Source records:
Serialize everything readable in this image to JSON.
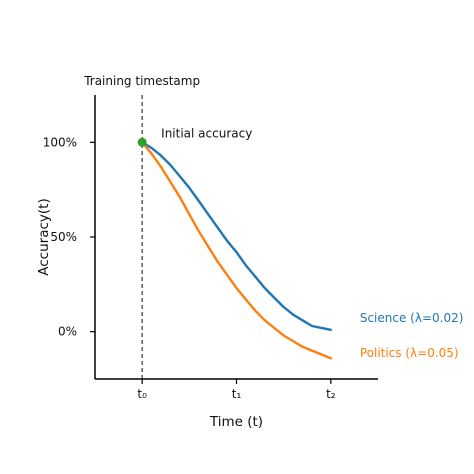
{
  "chart_data": {
    "type": "line",
    "xlabel": "Time (t)",
    "ylabel": "Accuracy(t)",
    "x_ticks": [
      {
        "x": 0,
        "label": "t₀"
      },
      {
        "x": 1,
        "label": "t₁"
      },
      {
        "x": 2,
        "label": "t₂"
      }
    ],
    "y_ticks": [
      {
        "y": 1.0,
        "label": "100%"
      },
      {
        "y": 0.5,
        "label": "50%"
      },
      {
        "y": 0.0,
        "label": "0%"
      }
    ],
    "xlim": [
      -0.5,
      2.5
    ],
    "ylim": [
      -0.25,
      1.25
    ],
    "grid": false,
    "series": [
      {
        "name": "Science (λ=0.02)",
        "color": "#1f77b4",
        "x": [
          0,
          0.1,
          0.2,
          0.3,
          0.4,
          0.5,
          0.6,
          0.7,
          0.8,
          0.9,
          1.0,
          1.1,
          1.2,
          1.3,
          1.4,
          1.5,
          1.6,
          1.7,
          1.8,
          1.9,
          2.0
        ],
        "y": [
          1.0,
          0.97,
          0.93,
          0.88,
          0.82,
          0.76,
          0.69,
          0.62,
          0.55,
          0.48,
          0.42,
          0.35,
          0.29,
          0.23,
          0.18,
          0.13,
          0.09,
          0.06,
          0.03,
          0.02,
          0.01
        ]
      },
      {
        "name": "Politics (λ=0.05)",
        "color": "#ff7f0e",
        "x": [
          0,
          0.1,
          0.2,
          0.3,
          0.4,
          0.5,
          0.6,
          0.7,
          0.8,
          0.9,
          1.0,
          1.1,
          1.2,
          1.3,
          1.4,
          1.5,
          1.6,
          1.7,
          1.8,
          1.9,
          2.0
        ],
        "y": [
          1.0,
          0.94,
          0.87,
          0.79,
          0.71,
          0.62,
          0.53,
          0.45,
          0.37,
          0.3,
          0.23,
          0.17,
          0.11,
          0.06,
          0.02,
          -0.02,
          -0.05,
          -0.08,
          -0.1,
          -0.12,
          -0.14
        ]
      }
    ],
    "annotations": {
      "vline": {
        "x": 0,
        "label": "Training timestamp",
        "style": "dashed"
      },
      "point": {
        "x": 0,
        "y": 1.0,
        "label": "Initial accuracy",
        "color": "#2ca02c"
      }
    }
  }
}
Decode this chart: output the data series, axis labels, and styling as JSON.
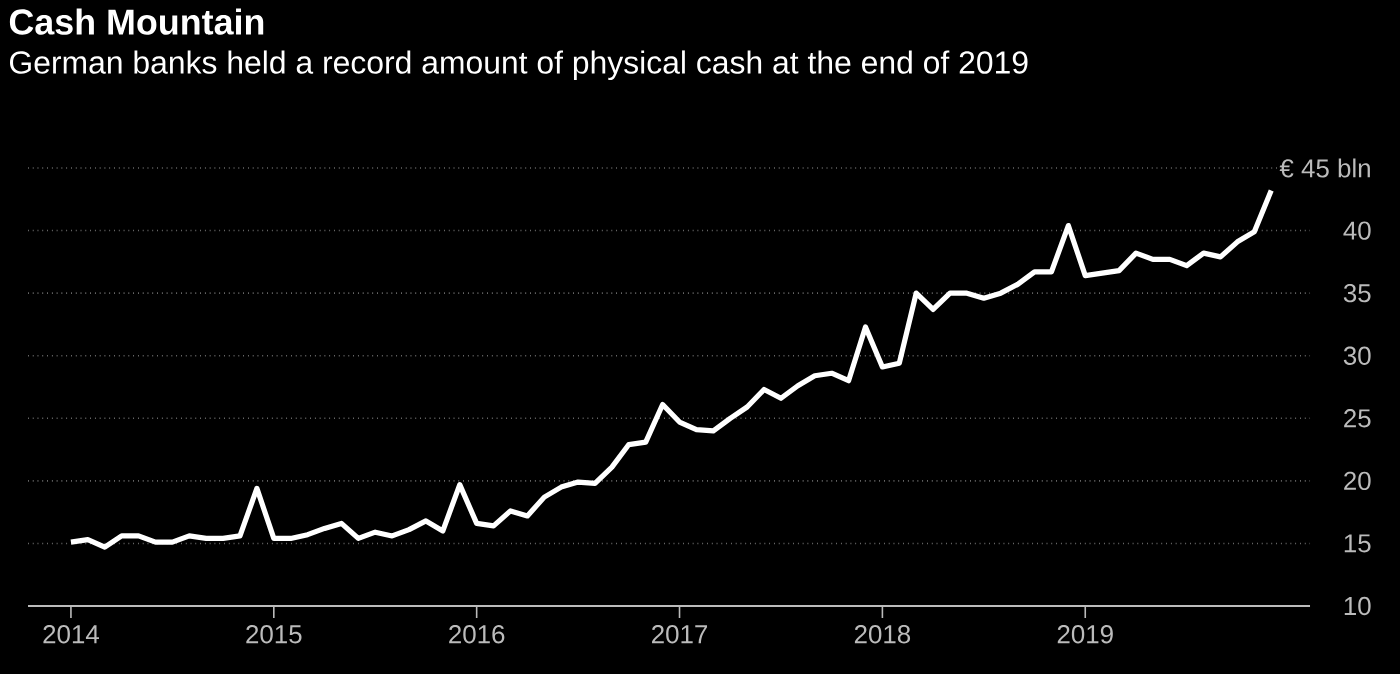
{
  "chart_data": {
    "type": "line",
    "title": "Cash Mountain",
    "subtitle": "German banks held a record amount of physical cash at the end of 2019",
    "x": [
      "2014-01",
      "2014-02",
      "2014-03",
      "2014-04",
      "2014-05",
      "2014-06",
      "2014-07",
      "2014-08",
      "2014-09",
      "2014-10",
      "2014-11",
      "2014-12",
      "2015-01",
      "2015-02",
      "2015-03",
      "2015-04",
      "2015-05",
      "2015-06",
      "2015-07",
      "2015-08",
      "2015-09",
      "2015-10",
      "2015-11",
      "2015-12",
      "2016-01",
      "2016-02",
      "2016-03",
      "2016-04",
      "2016-05",
      "2016-06",
      "2016-07",
      "2016-08",
      "2016-09",
      "2016-10",
      "2016-11",
      "2016-12",
      "2017-01",
      "2017-02",
      "2017-03",
      "2017-04",
      "2017-05",
      "2017-06",
      "2017-07",
      "2017-08",
      "2017-09",
      "2017-10",
      "2017-11",
      "2017-12",
      "2018-01",
      "2018-02",
      "2018-03",
      "2018-04",
      "2018-05",
      "2018-06",
      "2018-07",
      "2018-08",
      "2018-09",
      "2018-10",
      "2018-11",
      "2018-12",
      "2019-01",
      "2019-02",
      "2019-03",
      "2019-04",
      "2019-05",
      "2019-06",
      "2019-07",
      "2019-08",
      "2019-09",
      "2019-10",
      "2019-11",
      "2019-12"
    ],
    "series": [
      {
        "color": "#ffffff",
        "values": [
          15.1,
          15.3,
          14.7,
          15.6,
          15.6,
          15.1,
          15.1,
          15.6,
          15.4,
          15.4,
          15.6,
          19.4,
          15.4,
          15.4,
          15.7,
          16.2,
          16.6,
          15.4,
          15.9,
          15.6,
          16.1,
          16.8,
          16.0,
          19.7,
          16.6,
          16.4,
          17.6,
          17.2,
          18.7,
          19.5,
          19.9,
          19.8,
          21.1,
          22.9,
          23.1,
          26.1,
          24.7,
          24.1,
          24.0,
          25.0,
          25.9,
          27.3,
          26.6,
          27.6,
          28.4,
          28.6,
          28.0,
          32.3,
          29.1,
          29.4,
          35.0,
          33.7,
          35.0,
          35.0,
          34.6,
          35.0,
          35.7,
          36.7,
          36.7,
          40.4,
          36.4,
          36.6,
          36.8,
          38.2,
          37.7,
          37.7,
          37.2,
          38.2,
          37.9,
          39.1,
          39.9,
          43.2
        ]
      }
    ],
    "xlim": [
      "2013-10-15",
      "2020-02-10"
    ],
    "xticks": [
      "2014",
      "2015",
      "2016",
      "2017",
      "2018",
      "2019"
    ],
    "ylim": [
      10,
      45
    ],
    "yticks": [
      10,
      15,
      20,
      25,
      30,
      35,
      40,
      {
        "value": 45,
        "label": "€ 45 bln"
      }
    ],
    "grid": "y",
    "marker": "none",
    "line_style": "solid"
  }
}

Written request: Find the lines containing "color" and pull them out.

Correct output:
        "color": "#1f77b4",
        "color": "#ff7f0e",
        "color": "#2ca02c"
        "color": "#ffffff",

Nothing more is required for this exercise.